DATA SHOWN →
· · · · · · ·

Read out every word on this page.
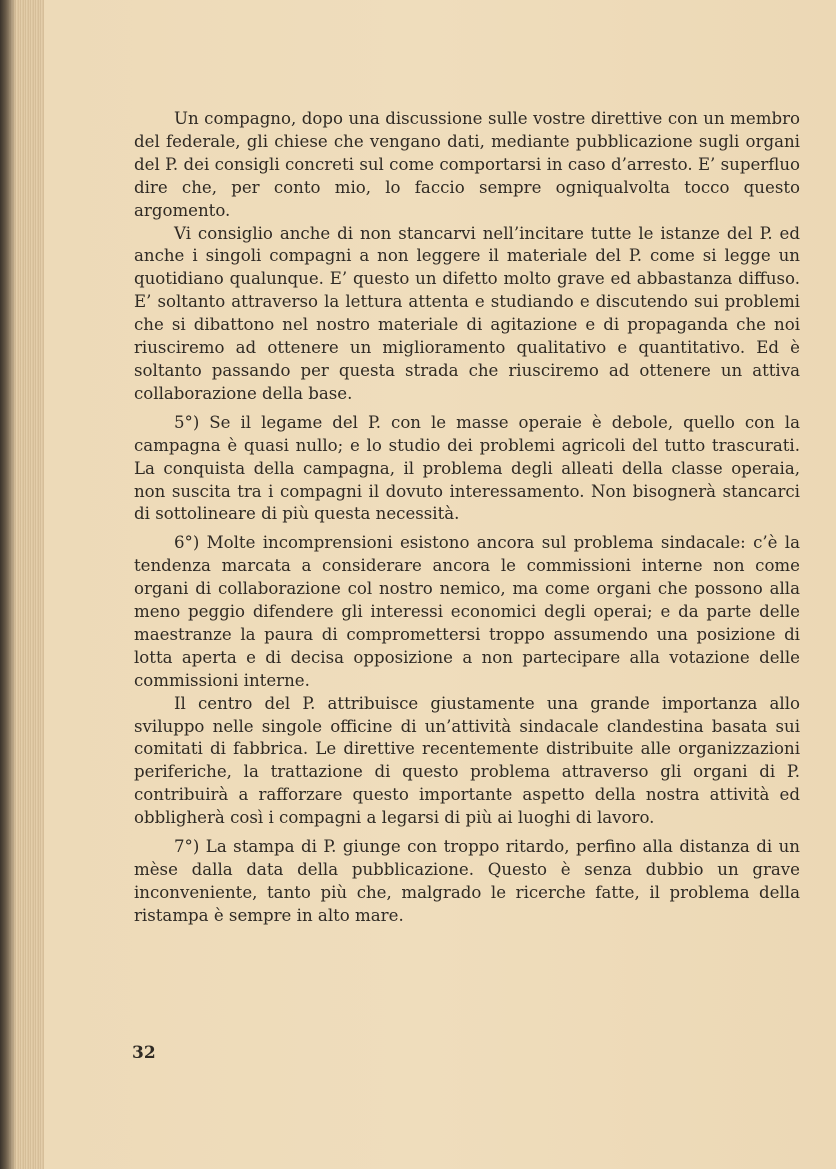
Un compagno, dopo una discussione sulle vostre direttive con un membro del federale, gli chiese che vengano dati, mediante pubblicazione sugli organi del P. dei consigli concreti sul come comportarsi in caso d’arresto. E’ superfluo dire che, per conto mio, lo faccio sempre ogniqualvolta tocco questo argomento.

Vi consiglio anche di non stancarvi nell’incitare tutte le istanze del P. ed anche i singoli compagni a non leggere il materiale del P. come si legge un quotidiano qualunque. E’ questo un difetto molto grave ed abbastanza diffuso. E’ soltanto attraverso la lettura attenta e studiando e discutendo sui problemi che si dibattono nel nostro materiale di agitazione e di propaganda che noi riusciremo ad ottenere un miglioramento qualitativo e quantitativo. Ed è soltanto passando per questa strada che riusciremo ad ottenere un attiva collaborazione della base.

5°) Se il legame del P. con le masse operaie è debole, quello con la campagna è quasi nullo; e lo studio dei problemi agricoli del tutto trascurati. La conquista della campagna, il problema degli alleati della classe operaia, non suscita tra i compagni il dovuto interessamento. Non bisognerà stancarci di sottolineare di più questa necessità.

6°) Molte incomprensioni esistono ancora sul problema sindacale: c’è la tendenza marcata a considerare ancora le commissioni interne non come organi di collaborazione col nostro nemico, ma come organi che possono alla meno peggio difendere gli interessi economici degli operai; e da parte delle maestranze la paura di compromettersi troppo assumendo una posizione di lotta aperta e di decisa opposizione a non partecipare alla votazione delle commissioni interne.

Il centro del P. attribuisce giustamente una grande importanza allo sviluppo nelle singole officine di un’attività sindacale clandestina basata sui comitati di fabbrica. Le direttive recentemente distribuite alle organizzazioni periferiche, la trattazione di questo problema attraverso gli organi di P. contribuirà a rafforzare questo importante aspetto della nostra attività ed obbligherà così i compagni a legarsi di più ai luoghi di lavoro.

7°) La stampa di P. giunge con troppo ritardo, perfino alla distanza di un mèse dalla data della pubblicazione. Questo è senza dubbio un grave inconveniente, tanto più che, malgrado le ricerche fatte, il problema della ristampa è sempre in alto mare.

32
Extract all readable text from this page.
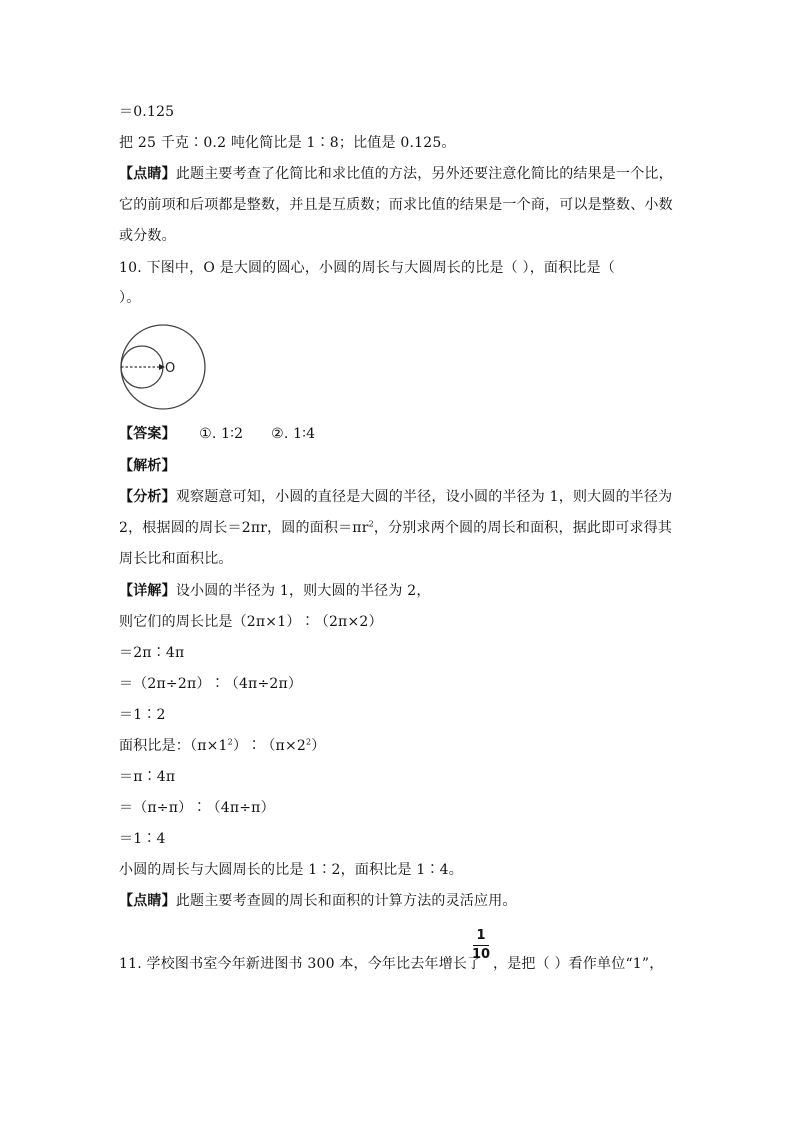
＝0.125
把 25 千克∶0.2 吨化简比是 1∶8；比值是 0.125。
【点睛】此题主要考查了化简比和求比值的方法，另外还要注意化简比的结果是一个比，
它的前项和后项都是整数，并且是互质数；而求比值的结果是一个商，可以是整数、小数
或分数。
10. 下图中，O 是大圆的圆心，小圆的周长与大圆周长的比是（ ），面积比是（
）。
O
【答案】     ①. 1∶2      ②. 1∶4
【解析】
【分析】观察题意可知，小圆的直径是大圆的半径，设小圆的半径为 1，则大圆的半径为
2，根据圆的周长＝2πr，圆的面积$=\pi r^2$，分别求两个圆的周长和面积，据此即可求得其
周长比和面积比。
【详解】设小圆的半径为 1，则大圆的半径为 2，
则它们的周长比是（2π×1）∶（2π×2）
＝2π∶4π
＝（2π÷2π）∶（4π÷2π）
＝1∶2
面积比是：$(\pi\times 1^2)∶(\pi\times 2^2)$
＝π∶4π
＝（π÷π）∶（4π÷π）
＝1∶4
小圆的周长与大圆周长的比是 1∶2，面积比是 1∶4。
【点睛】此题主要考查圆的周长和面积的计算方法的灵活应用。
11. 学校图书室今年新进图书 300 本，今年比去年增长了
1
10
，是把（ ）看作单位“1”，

· · · · · · ·

WHAT YOU SHOULD DO →
The lines to repeat start at the one holding "Extract all readable text from this page." and run through the last line of the records above; write them out exactly, both ends included, but not the pictures.

RESPONSE →
Extract all readable text from this page.
＝0.125
把 25 千克∶0.2 吨化简比是 1∶8；比值是 0.125。
【点睛】此题主要考查了化简比和求比值的方法，另外还要注意化简比的结果是一个比，
它的前项和后项都是整数，并且是互质数；而求比值的结果是一个商，可以是整数、小数
或分数。
10. 下图中，O 是大圆的圆心，小圆的周长与大圆周长的比是（ ），面积比是（
）。
O
【答案】     ①. 1∶2      ②. 1∶4
【解析】
【分析】观察题意可知，小圆的直径是大圆的半径，设小圆的半径为 1，则大圆的半径为
2，根据圆的周长＝2πr，圆的面积$=\pi r^2$，分别求两个圆的周长和面积，据此即可求得其
周长比和面积比。
【详解】设小圆的半径为 1，则大圆的半径为 2，
则它们的周长比是（2π×1）∶（2π×2）
＝2π∶4π
＝（2π÷2π）∶（4π÷2π）
＝1∶2
面积比是：$(\pi\times 1^2)∶(\pi\times 2^2)$
＝π∶4π
＝（π÷π）∶（4π÷π）
＝1∶4
小圆的周长与大圆周长的比是 1∶2，面积比是 1∶4。
【点睛】此题主要考查圆的周长和面积的计算方法的灵活应用。
11. 学校图书室今年新进图书 300 本，今年比去年增长了
1
10
，是把（ ）看作单位“1”，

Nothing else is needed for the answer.